-- Goal --
Gather every line below where "this" appears.

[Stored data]
━━━━

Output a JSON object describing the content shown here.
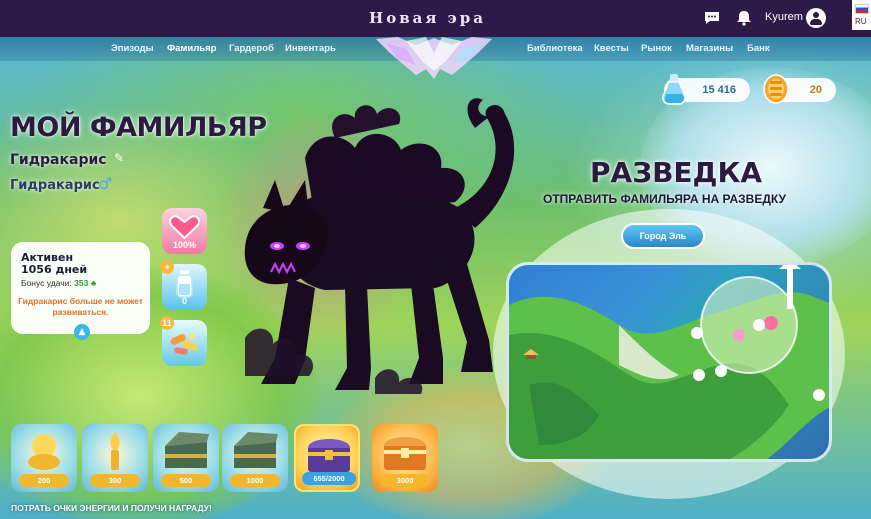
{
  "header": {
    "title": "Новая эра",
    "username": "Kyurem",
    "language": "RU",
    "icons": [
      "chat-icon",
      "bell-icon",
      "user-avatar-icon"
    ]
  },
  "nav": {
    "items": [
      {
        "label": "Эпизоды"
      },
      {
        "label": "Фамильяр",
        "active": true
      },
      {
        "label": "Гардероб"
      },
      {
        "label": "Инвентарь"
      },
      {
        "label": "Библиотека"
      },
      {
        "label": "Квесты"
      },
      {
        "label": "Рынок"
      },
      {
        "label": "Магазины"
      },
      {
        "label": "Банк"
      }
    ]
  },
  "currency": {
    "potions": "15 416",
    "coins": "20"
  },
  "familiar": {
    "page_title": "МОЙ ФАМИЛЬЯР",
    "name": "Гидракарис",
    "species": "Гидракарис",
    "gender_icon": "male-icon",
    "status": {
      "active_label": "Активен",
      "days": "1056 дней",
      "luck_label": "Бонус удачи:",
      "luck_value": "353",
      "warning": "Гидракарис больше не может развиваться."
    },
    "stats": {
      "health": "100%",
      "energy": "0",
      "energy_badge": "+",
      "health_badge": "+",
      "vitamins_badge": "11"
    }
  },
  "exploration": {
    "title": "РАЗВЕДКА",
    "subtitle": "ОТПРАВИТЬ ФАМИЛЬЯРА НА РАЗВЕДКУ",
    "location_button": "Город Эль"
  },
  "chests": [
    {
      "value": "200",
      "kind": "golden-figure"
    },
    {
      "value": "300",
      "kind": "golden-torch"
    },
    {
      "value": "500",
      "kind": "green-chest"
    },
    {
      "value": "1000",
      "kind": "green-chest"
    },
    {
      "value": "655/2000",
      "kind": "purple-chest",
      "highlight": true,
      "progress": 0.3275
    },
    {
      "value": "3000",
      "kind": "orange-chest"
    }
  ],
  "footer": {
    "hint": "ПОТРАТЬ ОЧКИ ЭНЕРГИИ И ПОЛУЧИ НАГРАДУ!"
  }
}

━━━━

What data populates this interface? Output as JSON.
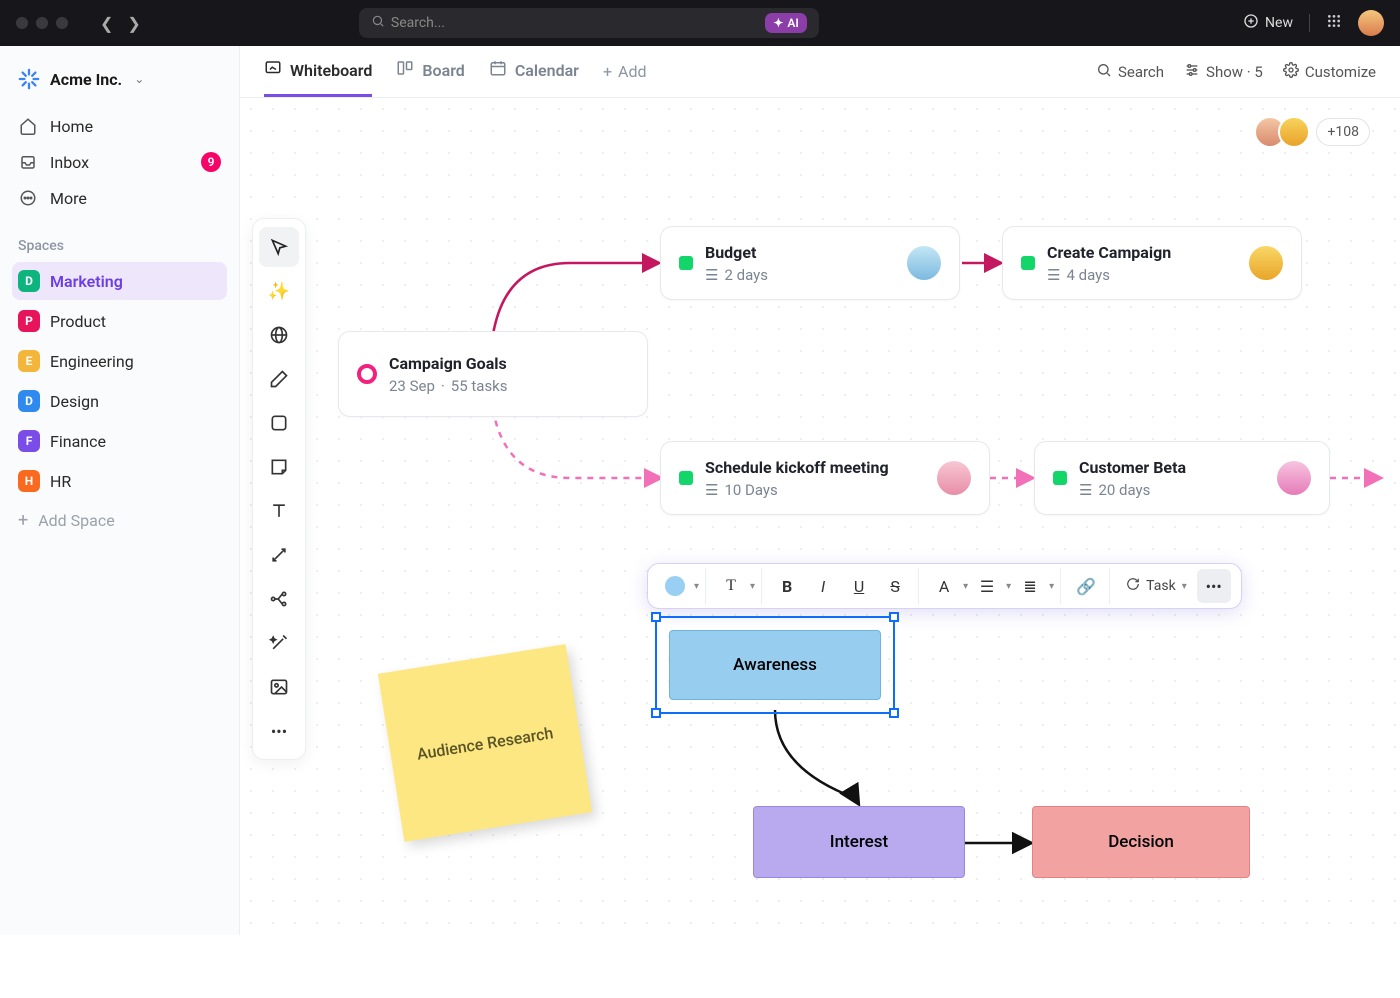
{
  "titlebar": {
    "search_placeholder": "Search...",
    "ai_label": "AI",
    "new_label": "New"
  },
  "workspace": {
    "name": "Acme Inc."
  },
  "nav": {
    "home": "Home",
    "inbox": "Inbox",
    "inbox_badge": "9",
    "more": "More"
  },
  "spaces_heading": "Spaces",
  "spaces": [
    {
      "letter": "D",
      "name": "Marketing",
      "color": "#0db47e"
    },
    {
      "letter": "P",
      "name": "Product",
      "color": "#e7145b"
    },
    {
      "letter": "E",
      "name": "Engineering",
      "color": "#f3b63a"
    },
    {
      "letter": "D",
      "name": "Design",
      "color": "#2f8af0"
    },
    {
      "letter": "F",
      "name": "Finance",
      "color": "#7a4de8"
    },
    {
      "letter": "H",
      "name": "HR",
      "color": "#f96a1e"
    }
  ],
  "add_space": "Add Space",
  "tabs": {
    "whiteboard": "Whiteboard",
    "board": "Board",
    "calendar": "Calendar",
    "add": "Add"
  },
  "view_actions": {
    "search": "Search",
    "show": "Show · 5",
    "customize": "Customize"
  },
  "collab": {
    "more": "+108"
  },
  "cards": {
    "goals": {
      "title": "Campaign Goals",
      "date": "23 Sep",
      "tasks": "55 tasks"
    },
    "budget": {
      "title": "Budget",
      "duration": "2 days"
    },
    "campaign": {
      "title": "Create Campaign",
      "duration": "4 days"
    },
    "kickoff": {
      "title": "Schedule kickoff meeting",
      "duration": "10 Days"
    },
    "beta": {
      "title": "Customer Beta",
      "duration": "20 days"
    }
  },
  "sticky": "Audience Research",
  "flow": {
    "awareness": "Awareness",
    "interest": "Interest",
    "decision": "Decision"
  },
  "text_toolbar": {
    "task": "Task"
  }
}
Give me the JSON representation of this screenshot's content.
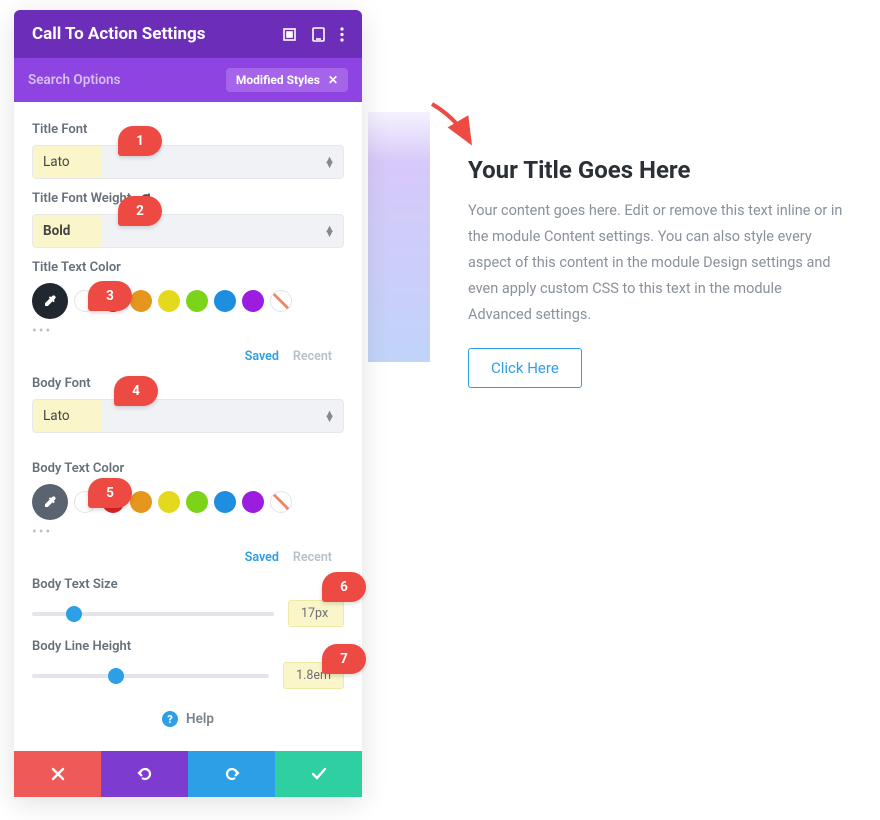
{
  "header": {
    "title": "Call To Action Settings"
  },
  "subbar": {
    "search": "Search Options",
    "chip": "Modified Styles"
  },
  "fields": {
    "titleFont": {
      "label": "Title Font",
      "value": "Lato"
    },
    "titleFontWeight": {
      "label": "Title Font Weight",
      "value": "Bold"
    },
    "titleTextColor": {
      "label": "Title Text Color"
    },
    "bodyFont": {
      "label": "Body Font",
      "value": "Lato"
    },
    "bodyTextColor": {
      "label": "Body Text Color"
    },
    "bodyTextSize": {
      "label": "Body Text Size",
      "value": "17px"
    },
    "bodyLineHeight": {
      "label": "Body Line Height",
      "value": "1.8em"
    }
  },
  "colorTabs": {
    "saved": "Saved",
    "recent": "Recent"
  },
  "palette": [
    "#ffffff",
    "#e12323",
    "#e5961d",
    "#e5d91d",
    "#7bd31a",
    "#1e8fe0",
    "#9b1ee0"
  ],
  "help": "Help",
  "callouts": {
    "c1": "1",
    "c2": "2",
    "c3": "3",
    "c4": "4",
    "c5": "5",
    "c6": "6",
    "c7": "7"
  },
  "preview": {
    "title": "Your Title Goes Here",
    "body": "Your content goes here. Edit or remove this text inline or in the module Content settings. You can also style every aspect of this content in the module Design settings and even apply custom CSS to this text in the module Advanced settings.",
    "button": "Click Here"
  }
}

━━━━

-- Response --
What data populates this interface? Output as JSON.
Give me the JSON representation of this screenshot's content.
    "body": "Your content goes here. Edit or remove this text inline or in the module Content settings. You can also style every aspect of this content in the module Design settings and even apply custom CSS to this text in the module Advanced settings.",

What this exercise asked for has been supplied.